→ WHAT THE EXERCISE ASKS
Check each line of the records below and collect those that include the word "type".

(Extracts from a graphics dataset)
========================================
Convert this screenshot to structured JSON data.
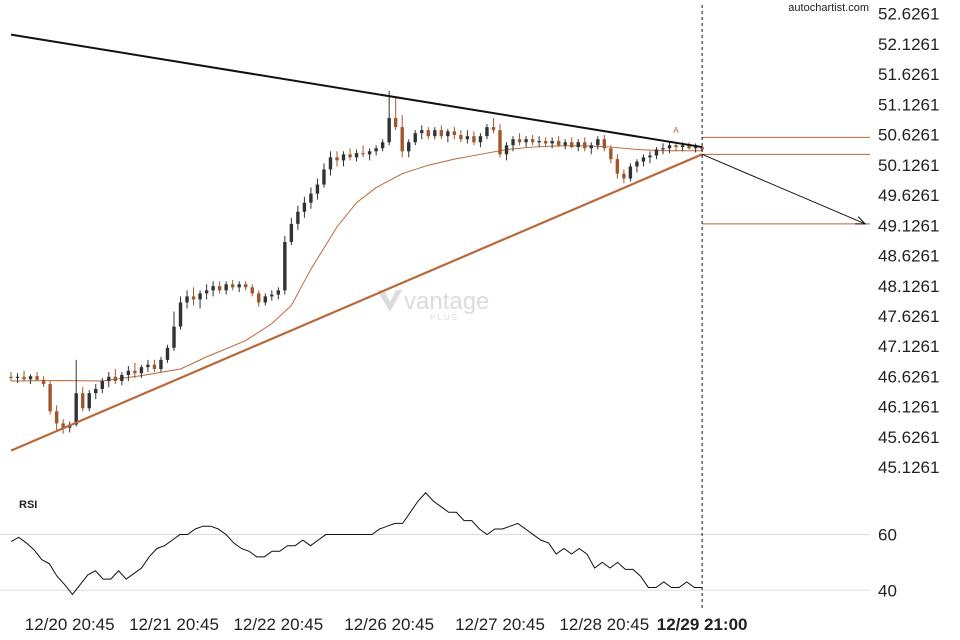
{
  "brand": {
    "source": "autochartist.com",
    "watermark": "vantage",
    "watermark_sub": "PLUS"
  },
  "chart_data": [
    {
      "type": "candlestick",
      "panel": "price",
      "y_ticks": [
        "52.6261",
        "52.1261",
        "51.6261",
        "51.1261",
        "50.6261",
        "50.1261",
        "49.6261",
        "49.1261",
        "48.6261",
        "48.1261",
        "47.6261",
        "47.1261",
        "46.6261",
        "46.1261",
        "45.6261",
        "45.1261"
      ],
      "ylim": [
        44.93,
        52.72
      ],
      "x_tick_labels": [
        "12/20 20:45",
        "12/21 20:45",
        "12/22 20:45",
        "12/26 20:45",
        "12/27 20:45",
        "12/28 20:45",
        "12/29 21:00"
      ],
      "x_tick_bar_index": [
        9,
        25,
        41,
        58,
        75,
        91,
        106
      ],
      "highlight_label": "12/29 21:00",
      "bar_count": 107,
      "candle_colors": {
        "up": "#333333",
        "down": "#a0572b"
      },
      "candles": [
        [
          46.62,
          46.7,
          46.55,
          46.6
        ],
        [
          46.6,
          46.68,
          46.52,
          46.62
        ],
        [
          46.62,
          46.72,
          46.55,
          46.58
        ],
        [
          46.58,
          46.66,
          46.5,
          46.63
        ],
        [
          46.63,
          46.7,
          46.55,
          46.57
        ],
        [
          46.57,
          46.63,
          46.45,
          46.5
        ],
        [
          46.5,
          46.55,
          46.0,
          46.05
        ],
        [
          46.05,
          46.15,
          45.72,
          45.85
        ],
        [
          45.85,
          45.92,
          45.68,
          45.78
        ],
        [
          45.78,
          45.88,
          45.7,
          45.83
        ],
        [
          45.83,
          46.9,
          45.8,
          46.35
        ],
        [
          46.35,
          46.45,
          46.05,
          46.1
        ],
        [
          46.1,
          46.4,
          46.05,
          46.35
        ],
        [
          46.35,
          46.5,
          46.25,
          46.42
        ],
        [
          46.42,
          46.6,
          46.35,
          46.55
        ],
        [
          46.55,
          46.7,
          46.45,
          46.62
        ],
        [
          46.62,
          46.75,
          46.5,
          46.55
        ],
        [
          46.55,
          46.7,
          46.48,
          46.65
        ],
        [
          46.65,
          46.8,
          46.55,
          46.72
        ],
        [
          46.72,
          46.85,
          46.6,
          46.68
        ],
        [
          46.68,
          46.82,
          46.6,
          46.78
        ],
        [
          46.78,
          46.9,
          46.7,
          46.82
        ],
        [
          46.82,
          46.9,
          46.7,
          46.75
        ],
        [
          46.75,
          46.95,
          46.7,
          46.9
        ],
        [
          46.9,
          47.15,
          46.85,
          47.1
        ],
        [
          47.1,
          47.7,
          47.05,
          47.45
        ],
        [
          47.45,
          47.95,
          47.4,
          47.85
        ],
        [
          47.85,
          48.05,
          47.75,
          47.95
        ],
        [
          47.95,
          48.1,
          47.8,
          47.9
        ],
        [
          47.9,
          48.05,
          47.75,
          48.0
        ],
        [
          48.0,
          48.15,
          47.9,
          48.05
        ],
        [
          48.05,
          48.2,
          47.95,
          48.12
        ],
        [
          48.12,
          48.2,
          48.0,
          48.05
        ],
        [
          48.05,
          48.2,
          47.98,
          48.15
        ],
        [
          48.15,
          48.22,
          48.05,
          48.1
        ],
        [
          48.1,
          48.2,
          48.02,
          48.15
        ],
        [
          48.15,
          48.2,
          48.05,
          48.1
        ],
        [
          48.1,
          48.15,
          47.95,
          48.0
        ],
        [
          48.0,
          48.05,
          47.78,
          47.85
        ],
        [
          47.85,
          48.0,
          47.8,
          47.95
        ],
        [
          47.95,
          48.05,
          47.88,
          47.98
        ],
        [
          47.98,
          48.1,
          47.9,
          48.05
        ],
        [
          48.05,
          48.95,
          47.98,
          48.85
        ],
        [
          48.85,
          49.25,
          48.8,
          49.15
        ],
        [
          49.15,
          49.45,
          49.05,
          49.35
        ],
        [
          49.35,
          49.6,
          49.25,
          49.5
        ],
        [
          49.5,
          49.75,
          49.4,
          49.65
        ],
        [
          49.65,
          49.9,
          49.55,
          49.8
        ],
        [
          49.8,
          50.15,
          49.75,
          50.05
        ],
        [
          50.05,
          50.35,
          49.95,
          50.25
        ],
        [
          50.25,
          50.35,
          50.1,
          50.2
        ],
        [
          50.2,
          50.35,
          50.1,
          50.3
        ],
        [
          50.3,
          50.4,
          50.2,
          50.25
        ],
        [
          50.25,
          50.38,
          50.18,
          50.32
        ],
        [
          50.32,
          50.45,
          50.25,
          50.3
        ],
        [
          50.3,
          50.4,
          50.2,
          50.35
        ],
        [
          50.35,
          50.45,
          50.28,
          50.4
        ],
        [
          50.4,
          50.55,
          50.35,
          50.5
        ],
        [
          50.5,
          51.35,
          50.45,
          50.9
        ],
        [
          50.9,
          51.25,
          50.7,
          50.75
        ],
        [
          50.75,
          50.95,
          50.25,
          50.35
        ],
        [
          50.35,
          50.55,
          50.25,
          50.5
        ],
        [
          50.5,
          50.7,
          50.45,
          50.65
        ],
        [
          50.65,
          50.78,
          50.55,
          50.7
        ],
        [
          50.7,
          50.75,
          50.55,
          50.6
        ],
        [
          50.6,
          50.75,
          50.55,
          50.7
        ],
        [
          50.7,
          50.78,
          50.55,
          50.6
        ],
        [
          50.6,
          50.72,
          50.5,
          50.68
        ],
        [
          50.68,
          50.75,
          50.55,
          50.62
        ],
        [
          50.62,
          50.7,
          50.5,
          50.55
        ],
        [
          50.55,
          50.7,
          50.48,
          50.6
        ],
        [
          50.6,
          50.68,
          50.45,
          50.5
        ],
        [
          50.5,
          50.65,
          50.42,
          50.6
        ],
        [
          50.6,
          50.8,
          50.55,
          50.75
        ],
        [
          50.75,
          50.9,
          50.65,
          50.7
        ],
        [
          50.7,
          50.8,
          50.25,
          50.3
        ],
        [
          50.3,
          50.5,
          50.2,
          50.45
        ],
        [
          50.45,
          50.6,
          50.35,
          50.55
        ],
        [
          50.55,
          50.65,
          50.45,
          50.5
        ],
        [
          50.5,
          50.6,
          50.42,
          50.55
        ],
        [
          50.55,
          50.62,
          50.45,
          50.5
        ],
        [
          50.5,
          50.6,
          50.42,
          50.52
        ],
        [
          50.52,
          50.58,
          50.42,
          50.48
        ],
        [
          50.48,
          50.58,
          50.4,
          50.52
        ],
        [
          50.52,
          50.6,
          50.42,
          50.45
        ],
        [
          50.45,
          50.55,
          50.38,
          50.5
        ],
        [
          50.5,
          50.58,
          50.4,
          50.42
        ],
        [
          50.42,
          50.55,
          50.35,
          50.5
        ],
        [
          50.5,
          50.58,
          50.35,
          50.4
        ],
        [
          50.4,
          50.5,
          50.3,
          50.45
        ],
        [
          50.45,
          50.6,
          50.38,
          50.55
        ],
        [
          50.55,
          50.62,
          50.35,
          50.4
        ],
        [
          50.4,
          50.45,
          50.15,
          50.22
        ],
        [
          50.22,
          50.3,
          49.9,
          49.98
        ],
        [
          49.98,
          50.05,
          49.82,
          49.9
        ],
        [
          49.9,
          50.15,
          49.85,
          50.1
        ],
        [
          50.1,
          50.22,
          50.0,
          50.18
        ],
        [
          50.18,
          50.3,
          50.1,
          50.25
        ],
        [
          50.25,
          50.35,
          50.15,
          50.28
        ],
        [
          50.28,
          50.42,
          50.22,
          50.38
        ],
        [
          50.38,
          50.48,
          50.3,
          50.4
        ],
        [
          50.4,
          50.52,
          50.32,
          50.45
        ],
        [
          50.45,
          50.5,
          50.35,
          50.42
        ],
        [
          50.42,
          50.5,
          50.35,
          50.45
        ],
        [
          50.45,
          50.5,
          50.38,
          50.4
        ],
        [
          50.4,
          50.48,
          50.33,
          50.42
        ],
        [
          50.42,
          50.45,
          50.35,
          50.38
        ]
      ],
      "moving_average": {
        "color": "#b8683a",
        "values": [
          [
            0,
            46.55
          ],
          [
            8,
            46.56
          ],
          [
            14,
            46.55
          ],
          [
            20,
            46.64
          ],
          [
            26,
            46.75
          ],
          [
            30,
            46.95
          ],
          [
            36,
            47.22
          ],
          [
            40,
            47.5
          ],
          [
            43,
            47.8
          ],
          [
            46,
            48.4
          ],
          [
            50,
            49.1
          ],
          [
            53,
            49.5
          ],
          [
            56,
            49.75
          ],
          [
            60,
            49.98
          ],
          [
            64,
            50.12
          ],
          [
            68,
            50.22
          ],
          [
            72,
            50.3
          ],
          [
            76,
            50.38
          ],
          [
            80,
            50.42
          ],
          [
            84,
            50.44
          ],
          [
            88,
            50.44
          ],
          [
            92,
            50.42
          ],
          [
            96,
            50.38
          ],
          [
            100,
            50.36
          ],
          [
            104,
            50.36
          ],
          [
            106,
            50.36
          ]
        ]
      },
      "pattern": {
        "type": "triangle",
        "resistance_line": {
          "from": [
            0,
            52.28
          ],
          "to": [
            106,
            50.42
          ],
          "color": "#111111"
        },
        "support_line": {
          "from": [
            0,
            45.4
          ],
          "to": [
            106,
            50.3
          ],
          "color": "#b8683a"
        },
        "projection_arrow": {
          "from": [
            106,
            50.3
          ],
          "to": [
            131,
            49.15
          ],
          "color": "#111111"
        },
        "levels": [
          {
            "value": 50.58,
            "from_bar": 106,
            "color": "#b8683a"
          },
          {
            "value": 50.3,
            "from_bar": 106,
            "color": "#b8683a"
          },
          {
            "value": 49.15,
            "from_bar": 106,
            "color": "#b8683a"
          }
        ],
        "breakout_marker": {
          "bar": 102,
          "value": 50.62,
          "label": "A"
        },
        "current_bar": 106
      }
    },
    {
      "type": "line",
      "panel": "indicator",
      "title": "RSI",
      "y_ticks": [
        "60",
        "40"
      ],
      "ylim": [
        36.5,
        76
      ],
      "levels": [
        60,
        40
      ],
      "values": [
        [
          0,
          57.5
        ],
        [
          2,
          59
        ],
        [
          4,
          57
        ],
        [
          6,
          54.5
        ],
        [
          8,
          51
        ],
        [
          10,
          49.5
        ],
        [
          12,
          45
        ],
        [
          14,
          42
        ],
        [
          16,
          38.5
        ],
        [
          18,
          42
        ],
        [
          20,
          45.5
        ],
        [
          22,
          47
        ],
        [
          24,
          44
        ],
        [
          26,
          44
        ],
        [
          28,
          47
        ],
        [
          30,
          44
        ],
        [
          32,
          46
        ],
        [
          34,
          48
        ],
        [
          36,
          52
        ],
        [
          38,
          55
        ],
        [
          40,
          56
        ],
        [
          42,
          58
        ],
        [
          44,
          60
        ],
        [
          46,
          60
        ],
        [
          48,
          62
        ],
        [
          50,
          63
        ],
        [
          52,
          63
        ],
        [
          54,
          62
        ],
        [
          56,
          60
        ],
        [
          58,
          57
        ],
        [
          60,
          55
        ],
        [
          62,
          54
        ],
        [
          64,
          52
        ],
        [
          66,
          52
        ],
        [
          68,
          54
        ],
        [
          70,
          54
        ],
        [
          72,
          56
        ],
        [
          74,
          56
        ],
        [
          76,
          58
        ],
        [
          78,
          56
        ],
        [
          80,
          58
        ],
        [
          82,
          60
        ],
        [
          84,
          60
        ],
        [
          86,
          60
        ],
        [
          88,
          60
        ],
        [
          90,
          60
        ],
        [
          92,
          60
        ],
        [
          94,
          60
        ],
        [
          96,
          62
        ],
        [
          98,
          63
        ],
        [
          100,
          64
        ],
        [
          102,
          64
        ],
        [
          104,
          68
        ],
        [
          106,
          72
        ],
        [
          108,
          75
        ],
        [
          110,
          72
        ],
        [
          112,
          70
        ],
        [
          114,
          68
        ],
        [
          116,
          68
        ],
        [
          118,
          65
        ],
        [
          120,
          65
        ],
        [
          122,
          62
        ],
        [
          124,
          60
        ],
        [
          126,
          62
        ],
        [
          128,
          62
        ],
        [
          130,
          63
        ],
        [
          132,
          64
        ],
        [
          134,
          62
        ],
        [
          136,
          60
        ],
        [
          138,
          58
        ],
        [
          140,
          57
        ],
        [
          142,
          53
        ],
        [
          144,
          55
        ],
        [
          146,
          53
        ],
        [
          148,
          55
        ],
        [
          150,
          53
        ],
        [
          152,
          48
        ],
        [
          154,
          50
        ],
        [
          156,
          48
        ],
        [
          158,
          50
        ],
        [
          160,
          47.5
        ],
        [
          162,
          47.5
        ],
        [
          164,
          45
        ],
        [
          166,
          41
        ],
        [
          168,
          41
        ],
        [
          170,
          43
        ],
        [
          172,
          41
        ],
        [
          174,
          41
        ],
        [
          176,
          43
        ],
        [
          178,
          41
        ],
        [
          180,
          41
        ]
      ],
      "x_domain": [
        0,
        180
      ]
    }
  ]
}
========================================
→ WORKED SOLUTION
      "type": "candlestick",
        "type": "triangle",
      "type": "line",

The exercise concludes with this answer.